Quoted passage:
────────────────
Alliance fever has as its foundation hard economic logic — by allying with others, airlines can reap huge economies of scale and scope. In an industry where one or two per cent net margins are seen as an aspiration, knocking the odd $100m off costs or increasing revenue by the same amount — in one quick and easy step through joining a global alliance — appears too good to resist.

And alliances do — theoretically at least — offer this kind of impact on the bottom line. For example, excluding aircraft, Star airline members purchase an estimated $15bn of goods and services per annum — and Star believes joint purchasing will knock 7% off this bill, or $1bn p.a. The table below lists some of the other claimed revenue and cost benefits of alliances.

So, on purely economic grounds, joining a global alliance seems a no–brainer. However, there is another side to the alliance story, and one that some airline managements appear reluctant to contemplate.

Over-inflated forecasts?

The first problem is that forecasts of the financial benefits of alliances may be optimistic. Much airline financial reporting is fiction anyway — there are too many accounting tricks and differences in international accounting standards for any figures to be regarded as 100% accurate. In particular, the airlines’ own ability to calculate alliance benefits is questionable. Incremental cost and revenue calculations of any strategic move are very difficult, particularly when revenues and costs are being apportioned with another airline with different accounting periods, methodologies etc.
────────────────
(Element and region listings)
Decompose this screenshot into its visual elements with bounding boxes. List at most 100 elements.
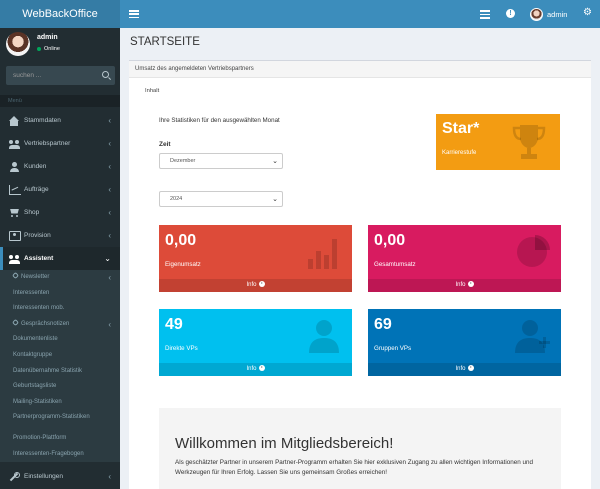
avatar bbox=[6, 32, 30, 56]
submenu-item-partnerprogramm[interactable]: Partnerprogramm-Statistiken bbox=[0, 410, 120, 426]
search-input[interactable] bbox=[6, 66, 96, 85]
direkte-vps-label: Direkte VPs bbox=[165, 345, 198, 352]
welcome-text: Als geschätzter Partner in unserem Partn… bbox=[175, 459, 534, 476]
eigenumsatz-value: 0,00 bbox=[165, 232, 197, 249]
sidebar-item-shop[interactable]: Shop ‹ bbox=[0, 201, 120, 224]
gear-icon[interactable]: ⚙ bbox=[583, 7, 592, 19]
submenu-item-dokumentenliste[interactable]: Dokumentenliste bbox=[0, 332, 120, 348]
arrow-circle-right-icon bbox=[467, 364, 474, 371]
chevron-down-icon: ⌄ bbox=[104, 254, 111, 263]
pie-chart-icon bbox=[517, 235, 550, 267]
submenu-item-datenuebernahme[interactable]: Datenübernahme Statistik bbox=[0, 364, 120, 380]
sidebar-username: admin bbox=[37, 34, 58, 41]
eigenumsatz-info-link[interactable]: Info bbox=[159, 279, 352, 292]
submenu-item-mailing-statistiken[interactable]: Mailing-Statistiken bbox=[0, 395, 120, 411]
cart-icon bbox=[9, 208, 21, 218]
career-level-box: Star* Karrierestufe bbox=[436, 114, 560, 170]
gruppen-vps-box: 69 Gruppen VPs Info bbox=[368, 309, 561, 376]
page-title: STARTSEITE bbox=[130, 36, 200, 48]
month-select[interactable]: Dezember ⌄ bbox=[159, 153, 283, 169]
stats-box: Umsatz des angemeldeten Vertriebspartner… bbox=[129, 60, 591, 489]
sidebar-item-label: Kunden bbox=[24, 163, 47, 170]
direkte-vps-value: 49 bbox=[165, 316, 183, 333]
arrow-circle-right-icon bbox=[467, 280, 474, 287]
chevron-left-icon: ‹ bbox=[108, 116, 111, 125]
assistent-submenu: Newsletter ‹ Interessenten Interessenten … bbox=[0, 270, 120, 463]
list-icon[interactable] bbox=[480, 8, 490, 21]
month-select-value: Dezember bbox=[170, 158, 196, 164]
eigenumsatz-box: 0,00 Eigenumsatz Info bbox=[159, 225, 352, 292]
welcome-title: Willkommen im Mitgliedsbereich! bbox=[175, 435, 394, 452]
chevron-left-icon: ‹ bbox=[108, 162, 111, 171]
chevron-down-icon: ⌄ bbox=[272, 196, 278, 203]
sidebar-item-label: Assistent bbox=[24, 255, 54, 262]
user-plus-icon bbox=[515, 320, 550, 353]
sidebar-item-stammdaten[interactable]: Stammdaten ‹ bbox=[0, 109, 120, 132]
wrench-icon bbox=[9, 471, 21, 482]
gesamtumsatz-value: 0,00 bbox=[374, 232, 406, 249]
money-icon bbox=[9, 231, 21, 241]
submenu-item-interessenten-mob[interactable]: Interessenten mob. bbox=[0, 301, 120, 317]
online-status: Online bbox=[37, 46, 60, 52]
gruppen-vps-info-link[interactable]: Info bbox=[368, 363, 561, 376]
chevron-left-icon: ‹ bbox=[108, 472, 111, 482]
users-icon bbox=[9, 254, 21, 264]
sidebar-item-provision[interactable]: Provision ‹ bbox=[0, 224, 120, 247]
sidebar-item-label: Shop bbox=[24, 209, 40, 216]
submenu-item-gespraechsnotizen[interactable]: Gesprächsnotizen ‹ bbox=[0, 317, 120, 333]
direkte-vps-info-link[interactable]: Info bbox=[159, 363, 352, 376]
submenu-label: Gesprächsnotizen bbox=[21, 320, 70, 327]
arrow-circle-right-icon bbox=[258, 280, 265, 287]
submenu-item-newsletter[interactable]: Newsletter ‹ bbox=[0, 270, 120, 286]
sidebar-item-assistent[interactable]: Assistent ⌄ bbox=[0, 247, 120, 270]
box-title: Umsatz des angemeldeten Vertriebspartner… bbox=[129, 61, 591, 78]
sidebar-item-label: Einstellungen bbox=[24, 473, 64, 481]
year-select-value: 2024 bbox=[170, 196, 183, 202]
submenu-item-fragebogen[interactable]: Interessenten-Fragebogen bbox=[0, 447, 120, 463]
sidebar-item-auftraege[interactable]: Aufträge ‹ bbox=[0, 178, 120, 201]
gesamtumsatz-info-link[interactable]: Info bbox=[368, 279, 561, 292]
chevron-left-icon: ‹ bbox=[108, 185, 111, 194]
app-logo[interactable]: WebBackOffice bbox=[0, 0, 120, 28]
year-select[interactable]: 2024 ⌄ bbox=[159, 191, 283, 207]
submenu-item-promotion[interactable]: Promotion-Plattform bbox=[0, 431, 120, 447]
sidebar: admin Online Menü Stammdaten ‹ Vertriebs… bbox=[0, 28, 120, 489]
header-username: admin bbox=[547, 9, 568, 19]
sidebar-item-vertriebspartner[interactable]: Vertriebspartner ‹ bbox=[0, 132, 120, 155]
info-label: Info bbox=[246, 366, 257, 372]
sidebar-toggle-icon[interactable] bbox=[128, 8, 140, 20]
user-icon bbox=[9, 161, 21, 172]
info-label: Info bbox=[455, 366, 466, 372]
chevron-left-icon: ‹ bbox=[108, 139, 111, 148]
chevron-down-icon: ⌄ bbox=[272, 158, 278, 165]
submenu-label: Newsletter bbox=[21, 274, 50, 280]
chevron-left-icon: ‹ bbox=[108, 273, 111, 282]
submenu-item-kontaktgruppe[interactable]: Kontaktgruppe bbox=[0, 348, 120, 364]
welcome-panel: Willkommen im Mitgliedsbereich! Als gesc… bbox=[159, 408, 561, 489]
submenu-item-interessenten[interactable]: Interessenten bbox=[0, 286, 120, 302]
info-label: Info bbox=[246, 282, 257, 288]
stats-description: Ihre Statistiken für den ausgewählten Mo… bbox=[159, 117, 280, 124]
submenu-item-geburtstagsliste[interactable]: Geburtstagsliste bbox=[0, 379, 120, 395]
career-level-label: Karrierestufe bbox=[442, 150, 477, 156]
bar-chart-icon bbox=[308, 239, 337, 269]
direkte-vps-box: 49 Direkte VPs Info bbox=[159, 309, 352, 376]
status-text: Online bbox=[44, 46, 60, 52]
chart-icon bbox=[9, 184, 21, 195]
user-icon bbox=[309, 320, 339, 353]
sidebar-search bbox=[6, 66, 115, 85]
tab-inhalt[interactable]: Inhalt bbox=[145, 88, 159, 94]
sidebar-item-label: Vertriebspartner bbox=[24, 140, 71, 147]
info-label: Info bbox=[455, 282, 466, 288]
sidebar-item-kunden[interactable]: Kunden ‹ bbox=[0, 155, 120, 178]
gesamtumsatz-box: 0,00 Gesamtumsatz Info bbox=[368, 225, 561, 292]
chevron-left-icon: ‹ bbox=[108, 319, 111, 329]
sidebar-item-label: Provision bbox=[24, 232, 51, 239]
user-menu[interactable]: admin bbox=[530, 6, 567, 22]
users-icon bbox=[9, 139, 21, 149]
sidebar-item-einstellungen[interactable]: Einstellungen ‹ bbox=[0, 465, 120, 488]
gesamtumsatz-label: Gesamtumsatz bbox=[374, 261, 416, 268]
chevron-left-icon: ‹ bbox=[108, 208, 111, 217]
search-icon[interactable] bbox=[102, 71, 109, 78]
info-icon[interactable]: ! bbox=[506, 9, 515, 18]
────────────────
Required tasks:
(a) In the airline alliance passage:
(i) What net margins are seen as an aspiration in the airline industry?
(ii) Excluding aircraft, how much do Star airline members spend on goods and services each year, by estimate?
(iii) What is the first problem named under the heading "Over-inflated forecasts?"
(b) Output the airline alliance passage starting at "So, on purely" and ending at "Over-inflated forecasts?".

Solutions for each task:
(a)
(i) One or two per cent.
(ii) An estimated $15bn per annum.
(iii) Forecasts of the financial benefits of alliances may be optimistic.

(b)
So, on purely economic grounds, joining a global alliance seems a no–brainer. However, there is another side to the alliance story, and one that some airline managements appear reluctant to contemplate.

Over-inflated forecasts?